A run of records

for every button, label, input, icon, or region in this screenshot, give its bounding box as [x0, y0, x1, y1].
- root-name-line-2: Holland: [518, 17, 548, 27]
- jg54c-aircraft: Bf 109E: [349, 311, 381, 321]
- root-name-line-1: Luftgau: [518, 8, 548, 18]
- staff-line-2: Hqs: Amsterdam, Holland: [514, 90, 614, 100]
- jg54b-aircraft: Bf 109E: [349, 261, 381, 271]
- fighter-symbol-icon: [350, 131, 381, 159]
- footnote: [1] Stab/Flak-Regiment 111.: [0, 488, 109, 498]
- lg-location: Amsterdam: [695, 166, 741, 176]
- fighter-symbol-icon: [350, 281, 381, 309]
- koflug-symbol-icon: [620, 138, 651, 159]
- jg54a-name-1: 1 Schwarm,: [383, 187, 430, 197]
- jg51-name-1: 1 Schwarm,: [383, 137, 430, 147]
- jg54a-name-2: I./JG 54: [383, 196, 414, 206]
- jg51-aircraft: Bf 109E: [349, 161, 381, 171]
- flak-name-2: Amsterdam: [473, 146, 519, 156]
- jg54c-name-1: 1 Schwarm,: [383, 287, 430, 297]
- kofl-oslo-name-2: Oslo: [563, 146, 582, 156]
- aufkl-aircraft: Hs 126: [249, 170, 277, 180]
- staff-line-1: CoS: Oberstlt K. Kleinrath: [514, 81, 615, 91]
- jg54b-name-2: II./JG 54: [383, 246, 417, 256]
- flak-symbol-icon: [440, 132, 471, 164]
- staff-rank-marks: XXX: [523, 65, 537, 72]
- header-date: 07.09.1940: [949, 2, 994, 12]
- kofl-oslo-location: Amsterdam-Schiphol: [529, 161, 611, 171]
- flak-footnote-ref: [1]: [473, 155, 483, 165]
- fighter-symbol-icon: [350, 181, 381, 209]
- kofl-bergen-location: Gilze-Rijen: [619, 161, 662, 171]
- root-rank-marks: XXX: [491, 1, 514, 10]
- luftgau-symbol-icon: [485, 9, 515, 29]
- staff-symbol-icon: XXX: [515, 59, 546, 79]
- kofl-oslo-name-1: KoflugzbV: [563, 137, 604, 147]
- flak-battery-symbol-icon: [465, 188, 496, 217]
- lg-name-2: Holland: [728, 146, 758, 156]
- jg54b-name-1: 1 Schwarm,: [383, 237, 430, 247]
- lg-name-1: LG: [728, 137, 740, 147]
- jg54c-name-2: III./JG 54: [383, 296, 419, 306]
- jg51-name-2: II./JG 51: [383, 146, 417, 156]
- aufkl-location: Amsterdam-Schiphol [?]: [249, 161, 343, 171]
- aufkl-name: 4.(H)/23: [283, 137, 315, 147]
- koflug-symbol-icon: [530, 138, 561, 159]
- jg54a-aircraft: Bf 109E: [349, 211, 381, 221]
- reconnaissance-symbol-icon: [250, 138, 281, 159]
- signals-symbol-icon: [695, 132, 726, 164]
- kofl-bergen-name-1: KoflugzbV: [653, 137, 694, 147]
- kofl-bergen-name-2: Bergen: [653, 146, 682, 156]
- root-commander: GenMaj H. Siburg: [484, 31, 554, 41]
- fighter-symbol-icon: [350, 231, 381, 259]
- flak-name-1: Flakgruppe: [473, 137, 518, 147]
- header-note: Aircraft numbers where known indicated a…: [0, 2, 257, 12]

Instruction:
Rewrite all the rows above, changing "Schwarm" to "Staffel" wherever it occurs and leaving everything else the same.

Response to this exercise:
for every button, label, input, icon, or region in this screenshot, give its bounding box as [x0, y0, x1, y1].
- root-name-line-2: Holland: [518, 17, 548, 27]
- jg54c-aircraft: Bf 109E: [349, 311, 381, 321]
- root-name-line-1: Luftgau: [518, 8, 548, 18]
- staff-line-2: Hqs: Amsterdam, Holland: [514, 90, 614, 100]
- jg54b-aircraft: Bf 109E: [349, 261, 381, 271]
- fighter-symbol-icon: [350, 131, 381, 159]
- footnote: [1] Stab/Flak-Regiment 111.: [0, 488, 109, 498]
- lg-location: Amsterdam: [695, 166, 741, 176]
- fighter-symbol-icon: [350, 281, 381, 309]
- koflug-symbol-icon: [620, 138, 651, 159]
- jg54a-name-1: 1 Staffel,: [383, 187, 430, 197]
- jg51-name-1: 1 Staffel,: [383, 137, 430, 147]
- jg54a-name-2: I./JG 54: [383, 196, 414, 206]
- jg51-aircraft: Bf 109E: [349, 161, 381, 171]
- flak-name-2: Amsterdam: [473, 146, 519, 156]
- jg54c-name-1: 1 Staffel,: [383, 287, 430, 297]
- kofl-oslo-name-2: Oslo: [563, 146, 582, 156]
- aufkl-aircraft: Hs 126: [249, 170, 277, 180]
- staff-line-1: CoS: Oberstlt K. Kleinrath: [514, 81, 615, 91]
- jg54b-name-2: II./JG 54: [383, 246, 417, 256]
- flak-symbol-icon: [440, 132, 471, 164]
- staff-rank-marks: XXX: [523, 65, 537, 72]
- header-date: 07.09.1940: [949, 2, 994, 12]
- kofl-oslo-location: Amsterdam-Schiphol: [529, 161, 611, 171]
- flak-footnote-ref: [1]: [473, 155, 483, 165]
- fighter-symbol-icon: [350, 181, 381, 209]
- kofl-bergen-location: Gilze-Rijen: [619, 161, 662, 171]
- root-rank-marks: XXX: [491, 1, 514, 10]
- luftgau-symbol-icon: [485, 9, 515, 29]
- staff-symbol-icon: XXX: [515, 59, 546, 79]
- kofl-oslo-name-1: KoflugzbV: [563, 137, 604, 147]
- flak-battery-symbol-icon: [465, 188, 496, 217]
- lg-name-2: Holland: [728, 146, 758, 156]
- jg54b-name-1: 1 Staffel,: [383, 237, 430, 247]
- lg-name-1: LG: [728, 137, 740, 147]
- jg54c-name-2: III./JG 54: [383, 296, 419, 306]
- jg51-name-2: II./JG 51: [383, 146, 417, 156]
- aufkl-location: Amsterdam-Schiphol [?]: [249, 161, 343, 171]
- aufkl-name: 4.(H)/23: [283, 137, 315, 147]
- koflug-symbol-icon: [530, 138, 561, 159]
- jg54a-aircraft: Bf 109E: [349, 211, 381, 221]
- reconnaissance-symbol-icon: [250, 138, 281, 159]
- signals-symbol-icon: [695, 132, 726, 164]
- kofl-bergen-name-1: KoflugzbV: [653, 137, 694, 147]
- kofl-bergen-name-2: Bergen: [653, 146, 682, 156]
- root-commander: GenMaj H. Siburg: [484, 31, 554, 41]
- fighter-symbol-icon: [350, 231, 381, 259]
- flak-name-1: Flakgruppe: [473, 137, 518, 147]
- header-note: Aircraft numbers where known indicated a…: [0, 2, 257, 12]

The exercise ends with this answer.